WRITTEN REQUEST
Output every record word for word.
-- GIVEN RECORDS start --
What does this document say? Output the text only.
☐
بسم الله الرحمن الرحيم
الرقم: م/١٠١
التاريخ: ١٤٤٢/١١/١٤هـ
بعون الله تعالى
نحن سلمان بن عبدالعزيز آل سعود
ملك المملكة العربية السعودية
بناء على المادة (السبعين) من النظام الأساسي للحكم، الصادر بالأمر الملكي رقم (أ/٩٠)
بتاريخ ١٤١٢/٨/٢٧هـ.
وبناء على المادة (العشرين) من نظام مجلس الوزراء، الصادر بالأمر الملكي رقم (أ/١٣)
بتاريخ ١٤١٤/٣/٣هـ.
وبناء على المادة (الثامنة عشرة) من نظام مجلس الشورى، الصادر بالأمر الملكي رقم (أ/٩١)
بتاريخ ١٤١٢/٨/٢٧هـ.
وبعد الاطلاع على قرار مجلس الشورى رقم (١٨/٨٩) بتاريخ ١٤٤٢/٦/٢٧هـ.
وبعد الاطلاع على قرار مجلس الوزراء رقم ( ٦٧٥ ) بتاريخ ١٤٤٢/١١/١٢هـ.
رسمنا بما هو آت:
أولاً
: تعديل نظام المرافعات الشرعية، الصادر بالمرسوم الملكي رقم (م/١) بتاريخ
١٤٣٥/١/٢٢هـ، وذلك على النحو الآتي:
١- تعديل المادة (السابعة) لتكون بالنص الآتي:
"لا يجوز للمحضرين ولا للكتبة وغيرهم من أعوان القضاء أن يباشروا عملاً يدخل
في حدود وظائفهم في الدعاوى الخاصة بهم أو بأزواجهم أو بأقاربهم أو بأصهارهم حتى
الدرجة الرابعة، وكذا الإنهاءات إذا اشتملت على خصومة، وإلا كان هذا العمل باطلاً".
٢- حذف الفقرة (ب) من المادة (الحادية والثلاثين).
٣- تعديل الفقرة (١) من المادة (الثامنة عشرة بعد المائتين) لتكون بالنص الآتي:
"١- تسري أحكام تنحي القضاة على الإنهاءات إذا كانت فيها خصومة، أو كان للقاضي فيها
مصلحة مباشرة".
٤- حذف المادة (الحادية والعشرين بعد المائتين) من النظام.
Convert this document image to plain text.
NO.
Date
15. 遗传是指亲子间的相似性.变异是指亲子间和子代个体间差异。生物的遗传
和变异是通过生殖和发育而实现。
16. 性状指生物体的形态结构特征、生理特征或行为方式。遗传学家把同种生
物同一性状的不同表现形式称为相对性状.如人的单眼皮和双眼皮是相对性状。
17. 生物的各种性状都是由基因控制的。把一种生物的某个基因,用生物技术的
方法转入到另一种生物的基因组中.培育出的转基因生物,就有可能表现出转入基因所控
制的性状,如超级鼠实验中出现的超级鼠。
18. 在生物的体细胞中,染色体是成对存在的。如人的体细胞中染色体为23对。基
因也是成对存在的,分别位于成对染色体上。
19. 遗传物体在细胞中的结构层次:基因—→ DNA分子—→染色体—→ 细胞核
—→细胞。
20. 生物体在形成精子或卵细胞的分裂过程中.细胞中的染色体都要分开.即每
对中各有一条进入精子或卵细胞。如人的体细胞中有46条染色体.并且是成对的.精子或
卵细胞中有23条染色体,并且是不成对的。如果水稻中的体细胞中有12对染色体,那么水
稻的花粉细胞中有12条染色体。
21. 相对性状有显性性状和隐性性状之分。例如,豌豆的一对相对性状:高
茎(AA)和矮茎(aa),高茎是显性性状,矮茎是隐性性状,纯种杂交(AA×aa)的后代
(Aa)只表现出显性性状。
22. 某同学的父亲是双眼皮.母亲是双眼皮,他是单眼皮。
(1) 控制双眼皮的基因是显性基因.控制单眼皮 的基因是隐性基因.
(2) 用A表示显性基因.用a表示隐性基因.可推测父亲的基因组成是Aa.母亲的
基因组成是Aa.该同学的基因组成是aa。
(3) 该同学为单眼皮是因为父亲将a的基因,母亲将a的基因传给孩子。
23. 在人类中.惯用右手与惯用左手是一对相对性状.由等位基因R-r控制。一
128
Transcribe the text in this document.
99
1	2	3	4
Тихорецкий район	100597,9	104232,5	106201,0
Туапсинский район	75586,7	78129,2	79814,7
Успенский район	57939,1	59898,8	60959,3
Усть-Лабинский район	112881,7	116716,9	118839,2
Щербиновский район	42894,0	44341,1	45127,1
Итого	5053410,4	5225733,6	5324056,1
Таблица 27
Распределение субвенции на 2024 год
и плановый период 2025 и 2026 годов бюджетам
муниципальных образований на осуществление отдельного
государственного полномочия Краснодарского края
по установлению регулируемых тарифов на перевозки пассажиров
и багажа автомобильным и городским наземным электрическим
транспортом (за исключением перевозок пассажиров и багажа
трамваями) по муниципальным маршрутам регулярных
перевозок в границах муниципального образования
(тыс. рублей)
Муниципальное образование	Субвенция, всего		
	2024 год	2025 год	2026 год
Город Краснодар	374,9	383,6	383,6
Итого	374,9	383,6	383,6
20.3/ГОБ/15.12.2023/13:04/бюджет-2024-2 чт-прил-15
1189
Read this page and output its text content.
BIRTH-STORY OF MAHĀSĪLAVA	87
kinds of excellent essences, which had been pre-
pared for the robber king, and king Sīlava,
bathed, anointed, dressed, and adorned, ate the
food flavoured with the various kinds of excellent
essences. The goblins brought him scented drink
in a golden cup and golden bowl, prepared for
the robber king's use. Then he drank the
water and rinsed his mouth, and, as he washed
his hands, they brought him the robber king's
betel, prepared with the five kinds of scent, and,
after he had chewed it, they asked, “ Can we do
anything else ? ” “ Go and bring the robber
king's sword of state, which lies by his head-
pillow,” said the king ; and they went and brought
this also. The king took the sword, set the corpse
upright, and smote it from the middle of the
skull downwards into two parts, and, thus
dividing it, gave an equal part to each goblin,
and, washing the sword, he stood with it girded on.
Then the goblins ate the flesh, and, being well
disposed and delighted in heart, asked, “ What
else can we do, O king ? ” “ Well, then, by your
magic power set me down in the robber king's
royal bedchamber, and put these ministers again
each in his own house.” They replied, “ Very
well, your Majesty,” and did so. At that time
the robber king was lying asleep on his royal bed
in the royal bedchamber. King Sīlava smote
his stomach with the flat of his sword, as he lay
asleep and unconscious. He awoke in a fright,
-- GIVEN RECORDS end --
ANSWER TO THE TASK
What does this document say? Output the text only.
☐
بسم الله الرحمن الرحيم
الرقم: م/١٠١
التاريخ: ١٤٤٢/١١/١٤هـ
بعون الله تعالى
نحن سلمان بن عبدالعزيز آل سعود
ملك المملكة العربية السعودية
بناء على المادة (السبعين) من النظام الأساسي للحكم، الصادر بالأمر الملكي رقم (أ/٩٠)
بتاريخ ١٤١٢/٨/٢٧هـ.
وبناء على المادة (العشرين) من نظام مجلس الوزراء، الصادر بالأمر الملكي رقم (أ/١٣)
بتاريخ ١٤١٤/٣/٣هـ.
وبناء على المادة (الثامنة عشرة) من نظام مجلس الشورى، الصادر بالأمر الملكي رقم (أ/٩١)
بتاريخ ١٤١٢/٨/٢٧هـ.
وبعد الاطلاع على قرار مجلس الشورى رقم (١٨/٨٩) بتاريخ ١٤٤٢/٦/٢٧هـ.
وبعد الاطلاع على قرار مجلس الوزراء رقم ( ٦٧٥ ) بتاريخ ١٤٤٢/١١/١٢هـ.
رسمنا بما هو آت:
أولاً
: تعديل نظام المرافعات الشرعية، الصادر بالمرسوم الملكي رقم (م/١) بتاريخ
١٤٣٥/١/٢٢هـ، وذلك على النحو الآتي:
١- تعديل المادة (السابعة) لتكون بالنص الآتي:
"لا يجوز للمحضرين ولا للكتبة وغيرهم من أعوان القضاء أن يباشروا عملاً يدخل
في حدود وظائفهم في الدعاوى الخاصة بهم أو بأزواجهم أو بأقاربهم أو بأصهارهم حتى
الدرجة الرابعة، وكذا الإنهاءات إذا اشتملت على خصومة، وإلا كان هذا العمل باطلاً".
٢- حذف الفقرة (ب) من المادة (الحادية والثلاثين).
٣- تعديل الفقرة (١) من المادة (الثامنة عشرة بعد المائتين) لتكون بالنص الآتي:
"١- تسري أحكام تنحي القضاة على الإنهاءات إذا كانت فيها خصومة، أو كان للقاضي فيها
مصلحة مباشرة".
٤- حذف المادة (الحادية والعشرين بعد المائتين) من النظام.
Convert this document image to plain text.
NO.
Date
15. 遗传是指亲子间的相似性.变异是指亲子间和子代个体间差异。生物的遗传
和变异是通过生殖和发育而实现。
16. 性状指生物体的形态结构特征、生理特征或行为方式。遗传学家把同种生
物同一性状的不同表现形式称为相对性状.如人的单眼皮和双眼皮是相对性状。
17. 生物的各种性状都是由基因控制的。把一种生物的某个基因,用生物技术的
方法转入到另一种生物的基因组中.培育出的转基因生物,就有可能表现出转入基因所控
制的性状,如超级鼠实验中出现的超级鼠。
18. 在生物的体细胞中,染色体是成对存在的。如人的体细胞中染色体为23对。基
因也是成对存在的,分别位于成对染色体上。
19. 遗传物体在细胞中的结构层次:基因—→ DNA分子—→染色体—→ 细胞核
—→细胞。
20. 生物体在形成精子或卵细胞的分裂过程中.细胞中的染色体都要分开.即每
对中各有一条进入精子或卵细胞。如人的体细胞中有46条染色体.并且是成对的.精子或
卵细胞中有23条染色体,并且是不成对的。如果水稻中的体细胞中有12对染色体,那么水
稻的花粉细胞中有12条染色体。
21. 相对性状有显性性状和隐性性状之分。例如,豌豆的一对相对性状:高
茎(AA)和矮茎(aa),高茎是显性性状,矮茎是隐性性状,纯种杂交(AA×aa)的后代
(Aa)只表现出显性性状。
22. 某同学的父亲是双眼皮.母亲是双眼皮,他是单眼皮。
(1) 控制双眼皮的基因是显性基因.控制单眼皮 的基因是隐性基因.
(2) 用A表示显性基因.用a表示隐性基因.可推测父亲的基因组成是Aa.母亲的
基因组成是Aa.该同学的基因组成是aa。
(3) 该同学为单眼皮是因为父亲将a的基因,母亲将a的基因传给孩子。
23. 在人类中.惯用右手与惯用左手是一对相对性状.由等位基因R-r控制。一
128
Transcribe the text in this document.
99
1	2	3	4
Тихорецкий район	100597,9	104232,5	106201,0
Туапсинский район	75586,7	78129,2	79814,7
Успенский район	57939,1	59898,8	60959,3
Усть-Лабинский район	112881,7	116716,9	118839,2
Щербиновский район	42894,0	44341,1	45127,1
Итого	5053410,4	5225733,6	5324056,1
Таблица 27
Распределение субвенции на 2024 год
и плановый период 2025 и 2026 годов бюджетам
муниципальных образований на осуществление отдельного
государственного полномочия Краснодарского края
по установлению регулируемых тарифов на перевозки пассажиров
и багажа автомобильным и городским наземным электрическим
транспортом (за исключением перевозок пассажиров и багажа
трамваями) по муниципальным маршрутам регулярных
перевозок в границах муниципального образования
(тыс. рублей)
Муниципальное образование	Субвенция, всего		
	2024 год	2025 год	2026 год
Город Краснодар	374,9	383,6	383,6
Итого	374,9	383,6	383,6
20.3/ГОБ/15.12.2023/13:04/бюджет-2024-2 чт-прил-15
1189
Read this page and output its text content.
BIRTH-STORY OF MAHĀSĪLAVA	87
kinds of excellent essences, which had been pre-
pared for the robber king, and king Sīlava,
bathed, anointed, dressed, and adorned, ate the
food flavoured with the various kinds of excellent
essences. The goblins brought him scented drink
in a golden cup and golden bowl, prepared for
the robber king's use. Then he drank the
water and rinsed his mouth, and, as he washed
his hands, they brought him the robber king's
betel, prepared with the five kinds of scent, and,
after he had chewed it, they asked, “ Can we do
anything else ? ” “ Go and bring the robber
king's sword of state, which lies by his head-
pillow,” said the king ; and they went and brought
this also. The king took the sword, set the corpse
upright, and smote it from the middle of the
skull downwards into two parts, and, thus
dividing it, gave an equal part to each goblin,
and, washing the sword, he stood with it girded on.
Then the goblins ate the flesh, and, being well
disposed and delighted in heart, asked, “ What
else can we do, O king ? ” “ Well, then, by your
magic power set me down in the robber king's
royal bedchamber, and put these ministers again
each in his own house.” They replied, “ Very
well, your Majesty,” and did so. At that time
the robber king was lying asleep on his royal bed
in the royal bedchamber. King Sīlava smote
his stomach with the flat of his sword, as he lay
asleep and unconscious. He awoke in a fright,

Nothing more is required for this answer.